**Objective:** Which lines contain the word "Many"? Return each of them as written.

[Recorded data]
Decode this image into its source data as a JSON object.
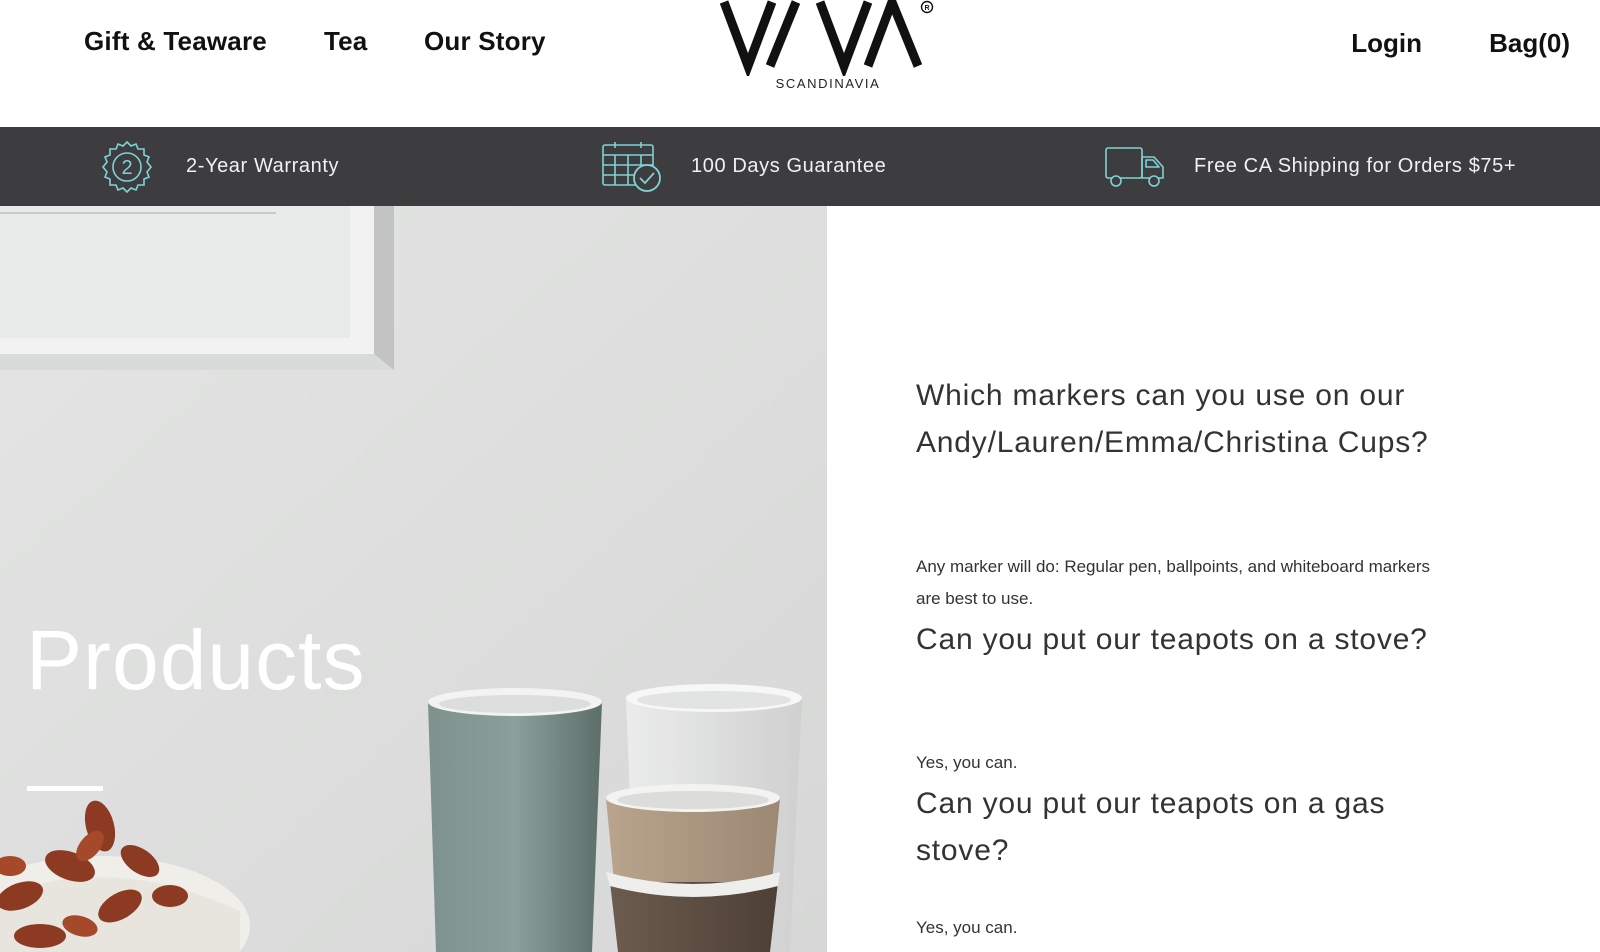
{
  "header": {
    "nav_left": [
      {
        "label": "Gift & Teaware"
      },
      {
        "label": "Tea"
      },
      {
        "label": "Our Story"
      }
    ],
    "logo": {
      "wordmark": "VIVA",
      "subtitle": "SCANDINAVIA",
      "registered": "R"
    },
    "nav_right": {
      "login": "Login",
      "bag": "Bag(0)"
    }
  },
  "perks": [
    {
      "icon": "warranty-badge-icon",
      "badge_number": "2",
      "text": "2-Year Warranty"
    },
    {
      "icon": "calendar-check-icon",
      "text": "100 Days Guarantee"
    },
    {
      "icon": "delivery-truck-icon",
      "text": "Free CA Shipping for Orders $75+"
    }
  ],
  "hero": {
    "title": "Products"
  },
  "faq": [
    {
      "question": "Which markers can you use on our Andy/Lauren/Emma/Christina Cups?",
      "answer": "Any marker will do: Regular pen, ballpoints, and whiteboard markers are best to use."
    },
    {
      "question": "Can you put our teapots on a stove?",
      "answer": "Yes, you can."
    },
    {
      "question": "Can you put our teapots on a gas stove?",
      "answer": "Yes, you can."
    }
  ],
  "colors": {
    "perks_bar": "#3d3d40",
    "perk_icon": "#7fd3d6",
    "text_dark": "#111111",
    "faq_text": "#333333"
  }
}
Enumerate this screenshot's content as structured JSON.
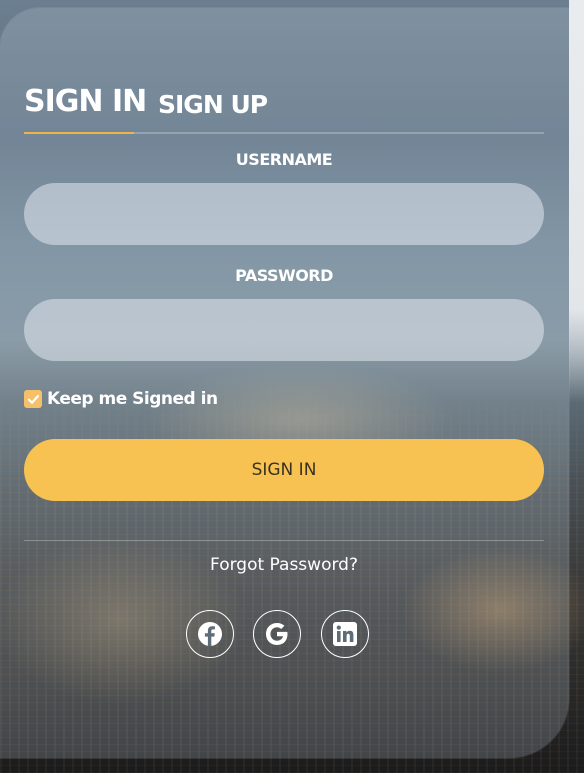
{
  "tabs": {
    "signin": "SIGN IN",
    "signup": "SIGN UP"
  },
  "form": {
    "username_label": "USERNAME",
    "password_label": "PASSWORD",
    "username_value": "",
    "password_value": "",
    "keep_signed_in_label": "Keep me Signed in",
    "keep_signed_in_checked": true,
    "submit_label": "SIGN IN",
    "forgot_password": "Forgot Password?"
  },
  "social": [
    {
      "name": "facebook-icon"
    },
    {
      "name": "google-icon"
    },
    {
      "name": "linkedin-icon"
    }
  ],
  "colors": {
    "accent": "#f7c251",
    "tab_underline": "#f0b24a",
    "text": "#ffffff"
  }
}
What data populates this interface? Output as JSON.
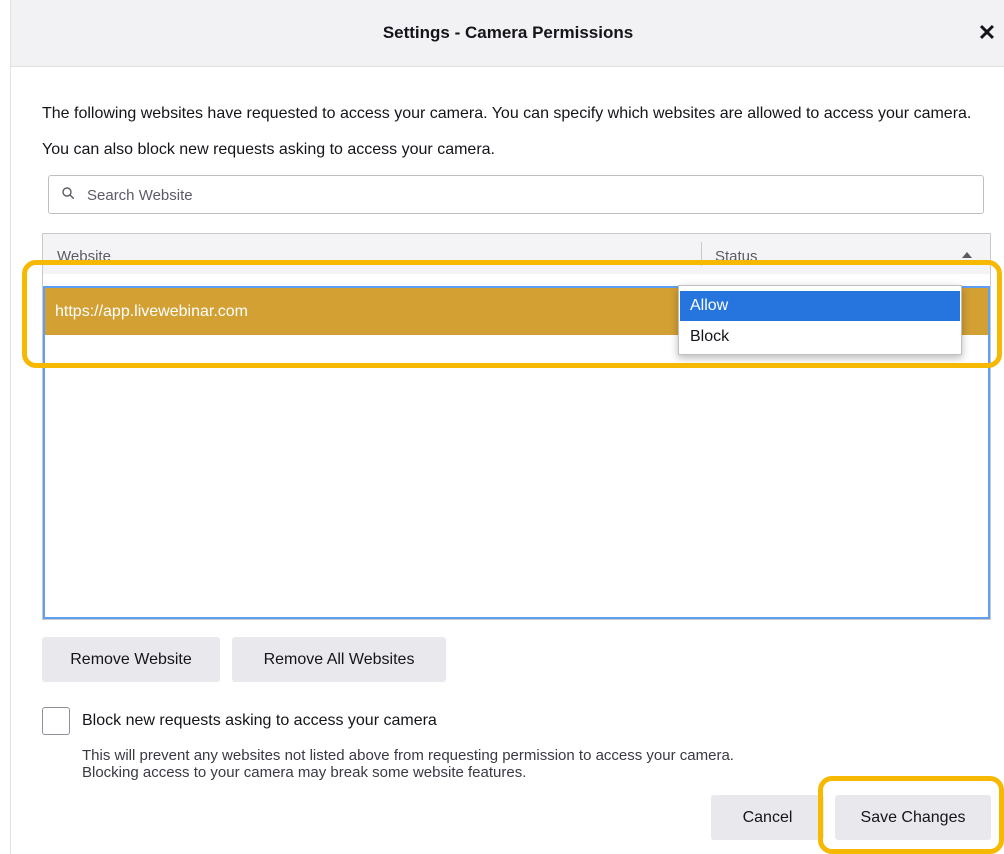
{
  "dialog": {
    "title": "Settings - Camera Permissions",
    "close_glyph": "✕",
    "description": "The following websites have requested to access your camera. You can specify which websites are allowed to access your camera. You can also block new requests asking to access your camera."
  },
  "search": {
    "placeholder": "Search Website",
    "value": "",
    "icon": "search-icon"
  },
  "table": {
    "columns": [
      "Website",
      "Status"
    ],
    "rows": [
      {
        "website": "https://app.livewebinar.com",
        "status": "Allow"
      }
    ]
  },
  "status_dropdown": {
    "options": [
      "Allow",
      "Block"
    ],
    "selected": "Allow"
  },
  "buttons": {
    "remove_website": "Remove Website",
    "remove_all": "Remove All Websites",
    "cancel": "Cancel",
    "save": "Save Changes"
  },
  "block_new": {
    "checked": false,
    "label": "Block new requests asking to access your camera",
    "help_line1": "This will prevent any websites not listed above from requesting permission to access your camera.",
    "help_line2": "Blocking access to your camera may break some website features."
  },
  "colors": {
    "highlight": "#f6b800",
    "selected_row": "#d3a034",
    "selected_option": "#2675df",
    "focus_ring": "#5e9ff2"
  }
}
--
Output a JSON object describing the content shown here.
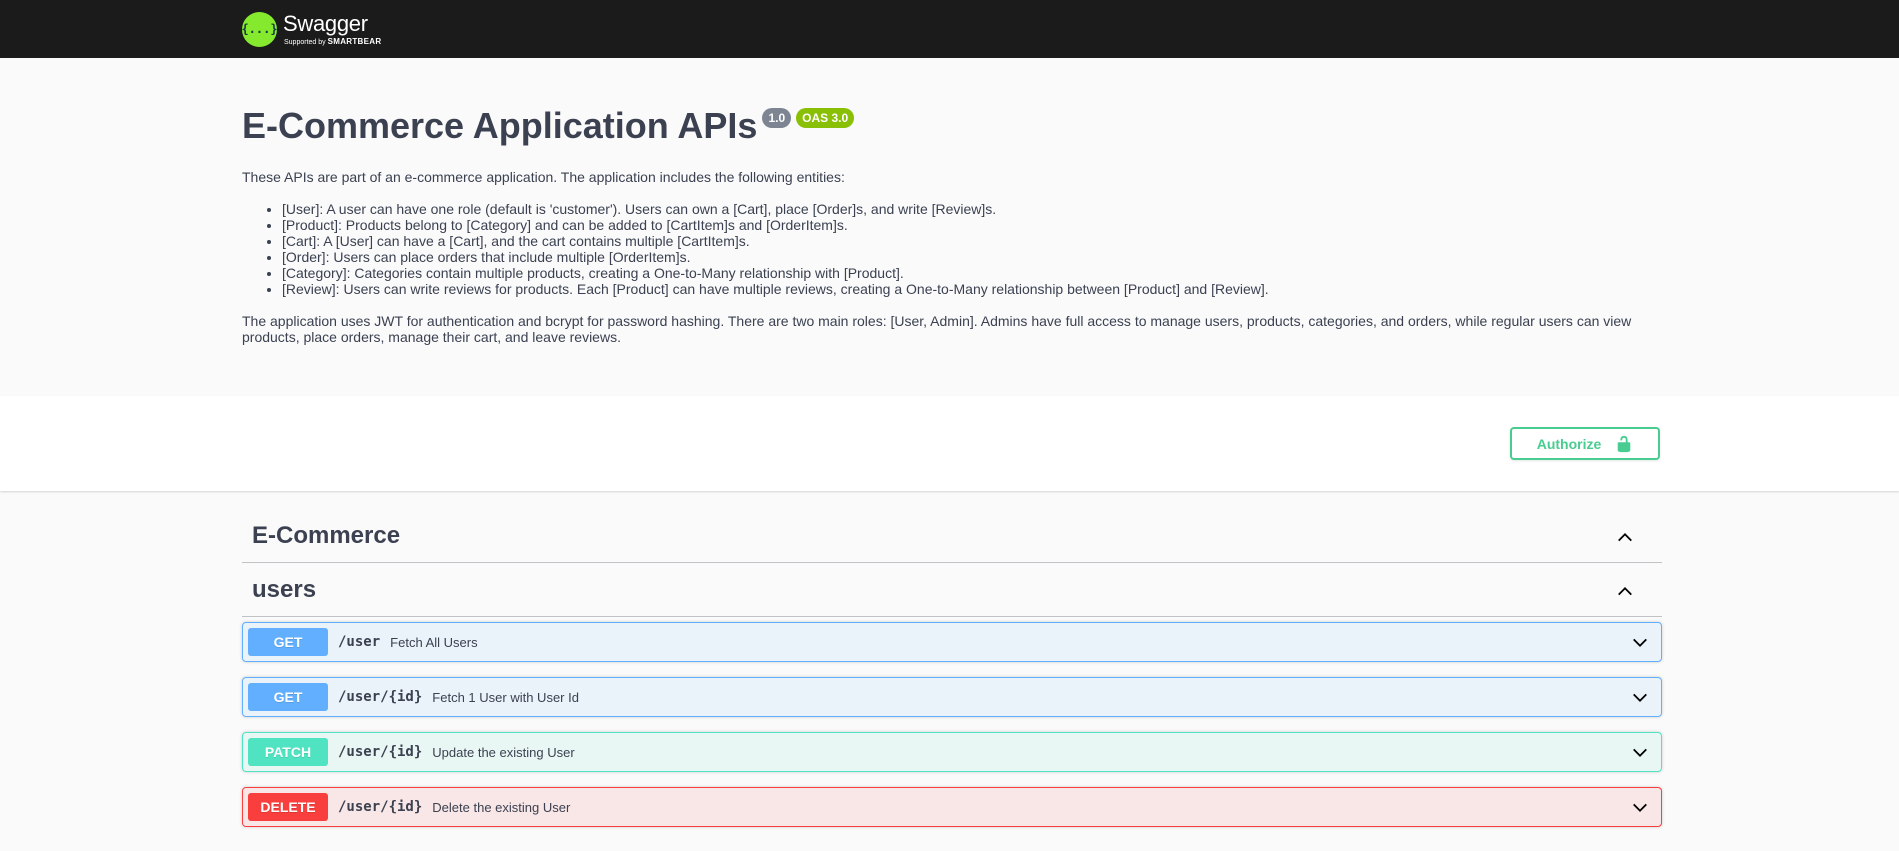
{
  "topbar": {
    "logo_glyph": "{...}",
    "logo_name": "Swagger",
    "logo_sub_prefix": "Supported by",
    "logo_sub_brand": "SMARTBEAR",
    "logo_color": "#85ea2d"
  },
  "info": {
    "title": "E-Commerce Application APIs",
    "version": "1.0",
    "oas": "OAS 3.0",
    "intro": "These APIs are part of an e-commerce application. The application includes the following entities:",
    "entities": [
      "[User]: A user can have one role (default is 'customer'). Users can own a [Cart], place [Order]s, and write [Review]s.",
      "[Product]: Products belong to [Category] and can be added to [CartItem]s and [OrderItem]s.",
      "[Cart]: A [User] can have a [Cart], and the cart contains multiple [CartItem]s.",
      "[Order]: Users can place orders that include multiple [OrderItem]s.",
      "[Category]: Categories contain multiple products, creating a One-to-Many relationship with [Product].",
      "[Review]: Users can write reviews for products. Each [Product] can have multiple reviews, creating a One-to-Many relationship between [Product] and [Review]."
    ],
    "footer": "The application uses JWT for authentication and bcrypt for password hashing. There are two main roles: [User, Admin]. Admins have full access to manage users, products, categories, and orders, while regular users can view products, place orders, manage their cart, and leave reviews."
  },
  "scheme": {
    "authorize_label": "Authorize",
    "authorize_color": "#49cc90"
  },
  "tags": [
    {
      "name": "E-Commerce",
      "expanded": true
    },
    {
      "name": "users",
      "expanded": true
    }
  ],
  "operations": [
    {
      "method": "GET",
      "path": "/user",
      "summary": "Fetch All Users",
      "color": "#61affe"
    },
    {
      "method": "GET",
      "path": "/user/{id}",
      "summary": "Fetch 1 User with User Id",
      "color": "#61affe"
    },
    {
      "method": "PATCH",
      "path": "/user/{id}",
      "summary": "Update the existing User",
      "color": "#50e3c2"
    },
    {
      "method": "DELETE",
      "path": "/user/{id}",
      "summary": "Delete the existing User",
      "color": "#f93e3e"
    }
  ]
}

**Exercise response:**
      "[Category]: Categories contain multiple products, creating a One-to-Many relationship with [Product].",
      "[Review]: Users can write reviews for products. Each [Product] can have multiple reviews, creating a One-to-Many relationship between [Product] and [Review]."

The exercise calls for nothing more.